[Document segment — start]

I started reading 87th Precinct novels in 1960 when I was 13 and was allowed to check out books from the adult section of the Philadelphia library.  The first book I read was GIVE THE BOYS A GREAT BIG HAND.  At that time, the detectives were all in their 30s (except Kling, who was 24), and somehow, mysteriously, I got older and they did not.

By 1999, when I was 52, Carella was just turning 40.  In 1959, Carella’s twins were born, and by 2005, they were only 13, instead of 46 and Carella still was not 41.  I understand why McBain did this; if the cops had aged in real time, they would be using wheelchairs and walkers, but somehow I still can’t fathom how I got old and they never did.

When Ed McBain died on July 6, 2005, his obit was relegated to the inside pages of newspapers because of the terrorist bombings in the London underground.  But I grieved for him and for me, because I knew that there would be no more 87th Precinct novels.  54 was not enough for me.  49 years was not enough; I was greedy for more.

[Document segment — finish]

• _What to work on_
A. List each distinct four-digit year that appears in the 87th Precinct reminiscence, in the order each first appears.
B. Reproduce verbatim the portion of the 87th Precinct reminiscence that runs from "I started reading" up to and including "they never did.".

[Extracted data — start]

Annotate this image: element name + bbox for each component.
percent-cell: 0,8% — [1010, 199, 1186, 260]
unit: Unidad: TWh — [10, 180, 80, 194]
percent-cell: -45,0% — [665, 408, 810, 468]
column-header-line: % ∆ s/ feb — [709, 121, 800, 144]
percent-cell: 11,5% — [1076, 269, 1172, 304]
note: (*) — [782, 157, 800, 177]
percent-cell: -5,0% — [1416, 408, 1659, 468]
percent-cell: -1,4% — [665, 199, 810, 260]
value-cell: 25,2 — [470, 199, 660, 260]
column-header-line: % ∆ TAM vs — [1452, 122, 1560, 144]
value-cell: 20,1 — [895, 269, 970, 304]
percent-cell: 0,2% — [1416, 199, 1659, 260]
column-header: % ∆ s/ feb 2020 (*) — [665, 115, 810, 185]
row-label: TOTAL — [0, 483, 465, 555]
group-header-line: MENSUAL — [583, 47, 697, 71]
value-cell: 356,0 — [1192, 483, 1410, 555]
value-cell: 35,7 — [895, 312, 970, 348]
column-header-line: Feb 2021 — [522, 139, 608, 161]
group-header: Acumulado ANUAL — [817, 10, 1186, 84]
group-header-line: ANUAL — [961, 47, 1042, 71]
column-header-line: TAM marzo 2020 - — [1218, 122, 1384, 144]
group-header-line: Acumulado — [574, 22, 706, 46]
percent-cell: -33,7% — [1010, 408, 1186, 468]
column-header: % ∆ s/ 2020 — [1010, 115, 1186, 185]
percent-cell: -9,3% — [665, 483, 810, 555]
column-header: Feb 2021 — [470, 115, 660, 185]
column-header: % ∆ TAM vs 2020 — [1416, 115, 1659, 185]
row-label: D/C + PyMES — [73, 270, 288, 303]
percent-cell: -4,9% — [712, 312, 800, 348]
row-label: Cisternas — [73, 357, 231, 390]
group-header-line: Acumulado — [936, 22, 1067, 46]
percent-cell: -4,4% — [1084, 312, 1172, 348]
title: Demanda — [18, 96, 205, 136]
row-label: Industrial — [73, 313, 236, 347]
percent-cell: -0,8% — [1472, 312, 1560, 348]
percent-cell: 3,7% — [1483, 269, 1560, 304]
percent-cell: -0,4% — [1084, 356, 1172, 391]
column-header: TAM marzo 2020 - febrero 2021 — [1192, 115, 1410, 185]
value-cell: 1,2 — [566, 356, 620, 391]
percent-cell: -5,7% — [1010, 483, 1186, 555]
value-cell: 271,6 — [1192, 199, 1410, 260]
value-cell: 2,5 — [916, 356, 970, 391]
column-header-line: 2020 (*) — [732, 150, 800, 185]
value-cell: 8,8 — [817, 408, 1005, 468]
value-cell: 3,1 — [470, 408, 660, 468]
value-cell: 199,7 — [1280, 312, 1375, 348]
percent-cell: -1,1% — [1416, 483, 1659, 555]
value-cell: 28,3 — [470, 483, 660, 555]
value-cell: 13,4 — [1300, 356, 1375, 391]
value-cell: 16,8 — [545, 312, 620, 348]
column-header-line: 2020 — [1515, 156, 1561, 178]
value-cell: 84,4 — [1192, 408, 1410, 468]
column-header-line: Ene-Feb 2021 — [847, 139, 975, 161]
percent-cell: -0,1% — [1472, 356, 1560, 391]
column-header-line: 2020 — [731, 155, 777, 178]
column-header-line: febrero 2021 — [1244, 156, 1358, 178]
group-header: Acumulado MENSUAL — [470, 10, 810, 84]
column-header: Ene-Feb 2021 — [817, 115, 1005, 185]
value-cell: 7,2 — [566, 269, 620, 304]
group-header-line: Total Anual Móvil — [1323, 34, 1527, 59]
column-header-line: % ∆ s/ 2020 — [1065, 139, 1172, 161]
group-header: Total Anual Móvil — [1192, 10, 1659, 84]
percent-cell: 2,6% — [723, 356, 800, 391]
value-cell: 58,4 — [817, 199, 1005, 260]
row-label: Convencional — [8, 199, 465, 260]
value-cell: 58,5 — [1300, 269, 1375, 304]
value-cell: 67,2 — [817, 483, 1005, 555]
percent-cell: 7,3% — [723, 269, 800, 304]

[Extracted data — finish]

• _Written answers_
A. 1960, 1999, 1959, 2005

B.
I started reading 87th Precinct novels in 1960 when I was 13 and was allowed to check out books from the adult section of the Philadelphia library.  The first book I read was GIVE THE BOYS A GREAT BIG HAND.  At that time, the detectives were all in their 30s (except Kling, who was 24), and somehow, mysteriously, I got older and they did not.

By 1999, when I was 52, Carella was just turning 40.  In 1959, Carella’s twins were born, and by 2005, they were only 13, instead of 46 and Carella still was not 41.  I understand why McBain did this; if the cops had aged in real time, they would be using wheelchairs and walkers, but somehow I still can’t fathom how I got old and they never did.